Retype all the records with nothing changed.

--- start ---

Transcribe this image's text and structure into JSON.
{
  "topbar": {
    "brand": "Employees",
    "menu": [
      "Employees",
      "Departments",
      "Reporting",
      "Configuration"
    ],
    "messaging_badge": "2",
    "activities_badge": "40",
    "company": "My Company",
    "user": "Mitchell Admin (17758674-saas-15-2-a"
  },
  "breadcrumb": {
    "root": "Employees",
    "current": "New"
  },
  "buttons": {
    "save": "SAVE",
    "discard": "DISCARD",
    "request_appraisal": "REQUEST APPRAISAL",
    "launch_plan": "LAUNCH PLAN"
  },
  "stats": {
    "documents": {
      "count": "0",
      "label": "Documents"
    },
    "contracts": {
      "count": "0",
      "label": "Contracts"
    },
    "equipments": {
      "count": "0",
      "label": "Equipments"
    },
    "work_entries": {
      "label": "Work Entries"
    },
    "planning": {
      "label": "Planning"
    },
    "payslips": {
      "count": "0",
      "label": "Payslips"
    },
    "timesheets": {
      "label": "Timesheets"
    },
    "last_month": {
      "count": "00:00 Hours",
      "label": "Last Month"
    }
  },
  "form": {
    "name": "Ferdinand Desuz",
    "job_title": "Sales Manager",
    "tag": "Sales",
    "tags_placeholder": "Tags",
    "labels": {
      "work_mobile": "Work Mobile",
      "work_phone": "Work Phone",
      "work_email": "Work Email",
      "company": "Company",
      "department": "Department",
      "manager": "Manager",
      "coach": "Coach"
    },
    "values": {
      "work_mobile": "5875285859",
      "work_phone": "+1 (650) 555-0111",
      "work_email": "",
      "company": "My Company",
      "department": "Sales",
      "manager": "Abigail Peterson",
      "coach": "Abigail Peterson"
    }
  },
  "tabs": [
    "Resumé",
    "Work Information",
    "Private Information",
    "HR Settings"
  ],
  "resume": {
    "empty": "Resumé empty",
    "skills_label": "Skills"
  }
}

--- end ---

§ **Response below**:
Transcribe this image's text and structure into JSON.
{
  "topbar": {
    "brand": "Employees",
    "menu": [
      "Employees",
      "Departments",
      "Reporting",
      "Configuration"
    ],
    "messaging_badge": "2",
    "activities_badge": "40",
    "company": "My Company",
    "user": "Mitchell Admin (17758674-saas-15-2-a"
  },
  "breadcrumb": {
    "root": "Employees",
    "current": "New"
  },
  "buttons": {
    "save": "SAVE",
    "discard": "DISCARD",
    "request_appraisal": "REQUEST APPRAISAL",
    "launch_plan": "LAUNCH PLAN"
  },
  "stats": {
    "documents": {
      "count": "0",
      "label": "Documents"
    },
    "contracts": {
      "count": "0",
      "label": "Contracts"
    },
    "equipments": {
      "count": "0",
      "label": "Equipments"
    },
    "work_entries": {
      "label": "Work Entries"
    },
    "planning": {
      "label": "Planning"
    },
    "payslips": {
      "count": "0",
      "label": "Payslips"
    },
    "timesheets": {
      "label": "Timesheets"
    },
    "last_month": {
      "count": "00:00 Hours",
      "label": "Last Month"
    }
  },
  "form": {
    "name": "Ferdinand Desuz",
    "job_title": "Sales Manager",
    "tag": "Sales",
    "tags_placeholder": "Tags",
    "labels": {
      "work_mobile": "Work Mobile",
      "work_phone": "Work Phone",
      "work_email": "Work Email",
      "company": "Company",
      "department": "Department",
      "manager": "Manager",
      "coach": "Coach"
    },
    "values": {
      "work_mobile": "5875285859",
      "work_phone": "+1 (650) 555-0111",
      "work_email": "",
      "company": "My Company",
      "department": "Sales",
      "manager": "Abigail Peterson",
      "coach": "Abigail Peterson"
    }
  },
  "tabs": [
    "Resumé",
    "Work Information",
    "Private Information",
    "HR Settings"
  ],
  "resume": {
    "empty": "Resumé empty",
    "skills_label": "Skills"
  }
}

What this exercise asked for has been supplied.